What the task requires: Copy out the listing exactly.

^^^^

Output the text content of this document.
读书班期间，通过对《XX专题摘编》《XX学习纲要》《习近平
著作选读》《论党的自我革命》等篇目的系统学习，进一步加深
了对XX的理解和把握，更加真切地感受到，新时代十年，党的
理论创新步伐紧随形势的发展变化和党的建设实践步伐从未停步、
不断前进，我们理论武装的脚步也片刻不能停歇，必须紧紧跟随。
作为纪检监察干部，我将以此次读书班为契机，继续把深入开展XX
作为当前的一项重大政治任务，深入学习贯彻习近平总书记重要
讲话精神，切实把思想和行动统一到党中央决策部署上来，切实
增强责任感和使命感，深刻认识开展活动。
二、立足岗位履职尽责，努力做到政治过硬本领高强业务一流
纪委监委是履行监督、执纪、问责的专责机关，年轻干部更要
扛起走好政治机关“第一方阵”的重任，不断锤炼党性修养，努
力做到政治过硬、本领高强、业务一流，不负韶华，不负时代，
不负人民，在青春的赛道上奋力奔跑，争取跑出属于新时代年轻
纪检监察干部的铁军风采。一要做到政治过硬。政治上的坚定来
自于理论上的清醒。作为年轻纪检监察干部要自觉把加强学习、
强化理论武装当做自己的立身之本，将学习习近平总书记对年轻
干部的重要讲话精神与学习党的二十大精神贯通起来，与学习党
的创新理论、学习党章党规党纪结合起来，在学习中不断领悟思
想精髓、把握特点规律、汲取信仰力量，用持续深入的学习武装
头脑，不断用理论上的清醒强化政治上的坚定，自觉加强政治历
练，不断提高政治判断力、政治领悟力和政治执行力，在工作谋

^^^^

Response:
Output the text content of this document.
读书班期间，通过对《XX专题摘编》《XX学习纲要》《习近平
著作选读》《论党的自我革命》等篇目的系统学习，进一步加深
了对XX的理解和把握，更加真切地感受到，新时代十年，党的
理论创新步伐紧随形势的发展变化和党的建设实践步伐从未停步、
不断前进，我们理论武装的脚步也片刻不能停歇，必须紧紧跟随。
作为纪检监察干部，我将以此次读书班为契机，继续把深入开展XX
作为当前的一项重大政治任务，深入学习贯彻习近平总书记重要
讲话精神，切实把思想和行动统一到党中央决策部署上来，切实
增强责任感和使命感，深刻认识开展活动。
二、立足岗位履职尽责，努力做到政治过硬本领高强业务一流
纪委监委是履行监督、执纪、问责的专责机关，年轻干部更要
扛起走好政治机关“第一方阵”的重任，不断锤炼党性修养，努
力做到政治过硬、本领高强、业务一流，不负韶华，不负时代，
不负人民，在青春的赛道上奋力奔跑，争取跑出属于新时代年轻
纪检监察干部的铁军风采。一要做到政治过硬。政治上的坚定来
自于理论上的清醒。作为年轻纪检监察干部要自觉把加强学习、
强化理论武装当做自己的立身之本，将学习习近平总书记对年轻
干部的重要讲话精神与学习党的二十大精神贯通起来，与学习党
的创新理论、学习党章党规党纪结合起来，在学习中不断领悟思
想精髓、把握特点规律、汲取信仰力量，用持续深入的学习武装
头脑，不断用理论上的清醒强化政治上的坚定，自觉加强政治历
练，不断提高政治判断力、政治领悟力和政治执行力，在工作谋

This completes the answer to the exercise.